── Data records
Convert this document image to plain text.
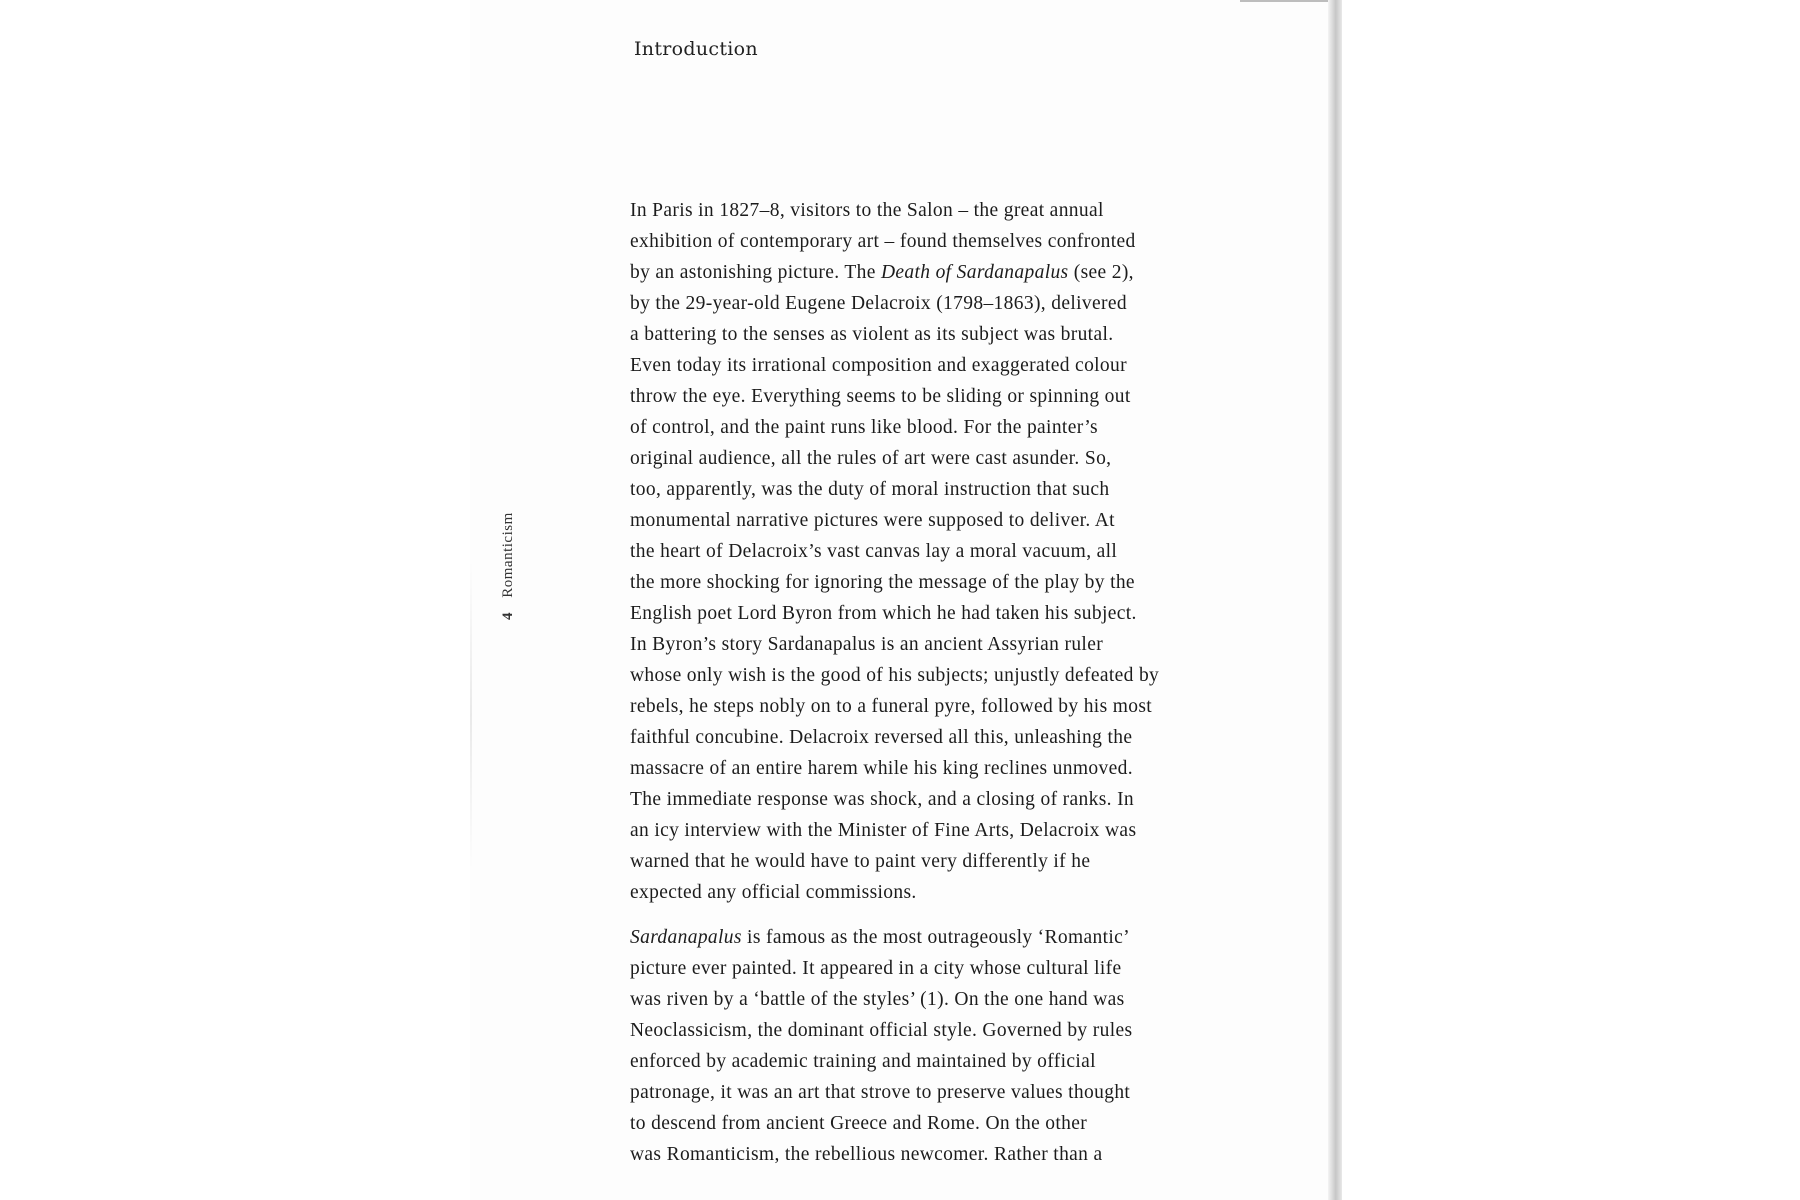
Introduction
4 Romanticism
In Paris in 1827–8, visitors to the Salon – the great annual
exhibition of contemporary art – found themselves confronted
by an astonishing picture. The Death of Sardanapalus (see 2),
by the 29-year-old Eugene Delacroix (1798–1863), delivered
a battering to the senses as violent as its subject was brutal.
Even today its irrational composition and exaggerated colour
throw the eye. Everything seems to be sliding or spinning out
of control, and the paint runs like blood. For the painter’s
original audience, all the rules of art were cast asunder. So,
too, apparently, was the duty of moral instruction that such
monumental narrative pictures were supposed to deliver. At
the heart of Delacroix’s vast canvas lay a moral vacuum, all
the more shocking for ignoring the message of the play by the
English poet Lord Byron from which he had taken his subject.
In Byron’s story Sardanapalus is an ancient Assyrian ruler
whose only wish is the good of his subjects; unjustly defeated by
rebels, he steps nobly on to a funeral pyre, followed by his most
faithful concubine. Delacroix reversed all this, unleashing the
massacre of an entire harem while his king reclines unmoved.
The immediate response was shock, and a closing of ranks. In
an icy interview with the Minister of Fine Arts, Delacroix was
warned that he would have to paint very differently if he
expected any official commissions.
Sardanapalus is famous as the most outrageously ‘Romantic’
picture ever painted. It appeared in a city whose cultural life
was riven by a ‘battle of the styles’ (1). On the one hand was
Neoclassicism, the dominant official style. Governed by rules
enforced by academic training and maintained by official
patronage, it was an art that strove to preserve values thought
to descend from ancient Greece and Rome. On the other
was Romanticism, the rebellious newcomer. Rather than a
────
▶ _Stated problem_
Give an exact reproduction of every line, leaving out any picture.

▶ _Exercise output_
Convert this document image to plain text.
Introduction
4 Romanticism
In Paris in 1827–8, visitors to the Salon – the great annual
exhibition of contemporary art – found themselves confronted
by an astonishing picture. The Death of Sardanapalus (see 2),
by the 29-year-old Eugene Delacroix (1798–1863), delivered
a battering to the senses as violent as its subject was brutal.
Even today its irrational composition and exaggerated colour
throw the eye. Everything seems to be sliding or spinning out
of control, and the paint runs like blood. For the painter’s
original audience, all the rules of art were cast asunder. So,
too, apparently, was the duty of moral instruction that such
monumental narrative pictures were supposed to deliver. At
the heart of Delacroix’s vast canvas lay a moral vacuum, all
the more shocking for ignoring the message of the play by the
English poet Lord Byron from which he had taken his subject.
In Byron’s story Sardanapalus is an ancient Assyrian ruler
whose only wish is the good of his subjects; unjustly defeated by
rebels, he steps nobly on to a funeral pyre, followed by his most
faithful concubine. Delacroix reversed all this, unleashing the
massacre of an entire harem while his king reclines unmoved.
The immediate response was shock, and a closing of ranks. In
an icy interview with the Minister of Fine Arts, Delacroix was
warned that he would have to paint very differently if he
expected any official commissions.
Sardanapalus is famous as the most outrageously ‘Romantic’
picture ever painted. It appeared in a city whose cultural life
was riven by a ‘battle of the styles’ (1). On the one hand was
Neoclassicism, the dominant official style. Governed by rules
enforced by academic training and maintained by official
patronage, it was an art that strove to preserve values thought
to descend from ancient Greece and Rome. On the other
was Romanticism, the rebellious newcomer. Rather than a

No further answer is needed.